STATED EXERCISE:
Please rewrite the records from their start through the line holding "x-cell: −1: [556, 115, 631, 179]", inclusive, changing "bounding box" to "enclosing rectangle" and keeping everything else the same.

GIVEN DATA:
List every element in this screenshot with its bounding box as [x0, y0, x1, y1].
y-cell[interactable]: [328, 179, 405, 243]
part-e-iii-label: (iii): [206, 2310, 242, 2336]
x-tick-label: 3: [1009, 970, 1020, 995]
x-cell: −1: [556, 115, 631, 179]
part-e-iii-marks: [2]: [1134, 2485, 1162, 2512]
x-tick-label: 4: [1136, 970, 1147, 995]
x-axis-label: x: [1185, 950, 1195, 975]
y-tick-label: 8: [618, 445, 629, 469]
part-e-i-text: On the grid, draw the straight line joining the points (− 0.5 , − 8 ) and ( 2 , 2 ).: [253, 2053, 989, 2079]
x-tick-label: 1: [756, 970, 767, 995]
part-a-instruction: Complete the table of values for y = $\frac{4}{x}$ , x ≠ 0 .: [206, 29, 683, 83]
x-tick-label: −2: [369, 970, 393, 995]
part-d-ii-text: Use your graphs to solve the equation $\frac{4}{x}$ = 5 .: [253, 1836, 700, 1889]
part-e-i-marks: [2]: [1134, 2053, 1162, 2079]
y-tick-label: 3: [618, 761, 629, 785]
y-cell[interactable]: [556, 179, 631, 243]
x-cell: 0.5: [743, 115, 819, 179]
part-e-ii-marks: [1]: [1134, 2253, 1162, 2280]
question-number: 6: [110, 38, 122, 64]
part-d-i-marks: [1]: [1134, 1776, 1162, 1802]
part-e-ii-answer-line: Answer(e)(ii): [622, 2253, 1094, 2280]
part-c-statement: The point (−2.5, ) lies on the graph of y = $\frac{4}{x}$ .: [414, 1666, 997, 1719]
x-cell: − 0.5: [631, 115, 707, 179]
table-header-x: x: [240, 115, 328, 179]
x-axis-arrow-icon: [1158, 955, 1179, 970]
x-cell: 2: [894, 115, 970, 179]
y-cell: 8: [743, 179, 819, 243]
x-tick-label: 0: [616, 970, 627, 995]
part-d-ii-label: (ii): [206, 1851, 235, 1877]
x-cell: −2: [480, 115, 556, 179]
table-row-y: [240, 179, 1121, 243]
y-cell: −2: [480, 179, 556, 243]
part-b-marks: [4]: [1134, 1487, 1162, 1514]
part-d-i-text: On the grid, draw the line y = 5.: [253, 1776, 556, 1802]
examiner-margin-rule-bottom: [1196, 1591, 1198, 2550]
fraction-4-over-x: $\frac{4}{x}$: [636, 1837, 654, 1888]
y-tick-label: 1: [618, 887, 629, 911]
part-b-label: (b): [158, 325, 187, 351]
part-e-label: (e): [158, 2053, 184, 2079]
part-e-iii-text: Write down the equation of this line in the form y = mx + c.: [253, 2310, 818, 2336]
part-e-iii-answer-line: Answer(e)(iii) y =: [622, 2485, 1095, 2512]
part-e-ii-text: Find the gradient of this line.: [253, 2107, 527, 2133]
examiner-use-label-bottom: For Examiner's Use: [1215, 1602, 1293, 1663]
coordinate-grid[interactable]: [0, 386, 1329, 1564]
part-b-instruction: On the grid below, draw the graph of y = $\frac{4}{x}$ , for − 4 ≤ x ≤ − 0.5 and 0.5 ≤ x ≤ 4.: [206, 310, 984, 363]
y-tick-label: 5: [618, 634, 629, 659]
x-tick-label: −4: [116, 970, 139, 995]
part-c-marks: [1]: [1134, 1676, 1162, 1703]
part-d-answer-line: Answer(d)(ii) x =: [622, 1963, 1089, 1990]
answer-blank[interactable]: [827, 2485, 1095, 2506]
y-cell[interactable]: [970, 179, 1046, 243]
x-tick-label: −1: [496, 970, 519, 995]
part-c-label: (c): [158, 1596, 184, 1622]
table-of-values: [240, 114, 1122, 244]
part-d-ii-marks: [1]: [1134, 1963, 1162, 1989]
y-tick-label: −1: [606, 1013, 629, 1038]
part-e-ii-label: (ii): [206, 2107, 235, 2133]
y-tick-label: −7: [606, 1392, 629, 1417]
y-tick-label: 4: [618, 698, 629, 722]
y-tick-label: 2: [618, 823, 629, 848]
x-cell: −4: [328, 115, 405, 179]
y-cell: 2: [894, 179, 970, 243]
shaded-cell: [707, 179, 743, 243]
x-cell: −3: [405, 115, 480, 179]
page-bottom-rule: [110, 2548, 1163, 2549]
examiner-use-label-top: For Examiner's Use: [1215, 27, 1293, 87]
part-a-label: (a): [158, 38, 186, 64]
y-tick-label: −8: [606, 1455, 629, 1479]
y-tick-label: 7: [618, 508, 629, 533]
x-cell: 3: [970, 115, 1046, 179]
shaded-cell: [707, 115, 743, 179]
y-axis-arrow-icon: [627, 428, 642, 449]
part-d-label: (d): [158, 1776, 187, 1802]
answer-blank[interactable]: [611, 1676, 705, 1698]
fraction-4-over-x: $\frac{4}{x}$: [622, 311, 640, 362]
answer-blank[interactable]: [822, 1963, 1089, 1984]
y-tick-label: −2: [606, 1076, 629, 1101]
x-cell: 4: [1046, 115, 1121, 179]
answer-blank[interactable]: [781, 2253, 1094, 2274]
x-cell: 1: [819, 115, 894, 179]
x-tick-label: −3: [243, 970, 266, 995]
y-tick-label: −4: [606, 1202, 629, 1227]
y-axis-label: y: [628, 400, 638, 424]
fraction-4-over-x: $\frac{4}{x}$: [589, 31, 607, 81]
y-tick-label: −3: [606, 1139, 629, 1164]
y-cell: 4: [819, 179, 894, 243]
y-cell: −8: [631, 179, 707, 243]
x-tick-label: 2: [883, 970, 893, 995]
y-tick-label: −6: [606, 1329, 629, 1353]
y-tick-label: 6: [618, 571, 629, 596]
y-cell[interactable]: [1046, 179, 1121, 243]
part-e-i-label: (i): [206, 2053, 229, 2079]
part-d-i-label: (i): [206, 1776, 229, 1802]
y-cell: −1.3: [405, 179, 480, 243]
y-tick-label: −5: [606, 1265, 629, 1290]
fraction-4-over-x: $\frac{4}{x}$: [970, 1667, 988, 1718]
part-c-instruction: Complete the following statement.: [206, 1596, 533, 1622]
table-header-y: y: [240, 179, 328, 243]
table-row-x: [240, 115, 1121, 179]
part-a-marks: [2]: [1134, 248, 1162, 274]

TASK RESPONSE:
List every element in this screenshot with its enclosing rectangle as [x0, y0, x1, y1].
y-cell[interactable]: [328, 179, 405, 243]
part-e-iii-label: (iii): [206, 2310, 242, 2336]
x-tick-label: 3: [1009, 970, 1020, 995]
x-cell: −1: [556, 115, 631, 179]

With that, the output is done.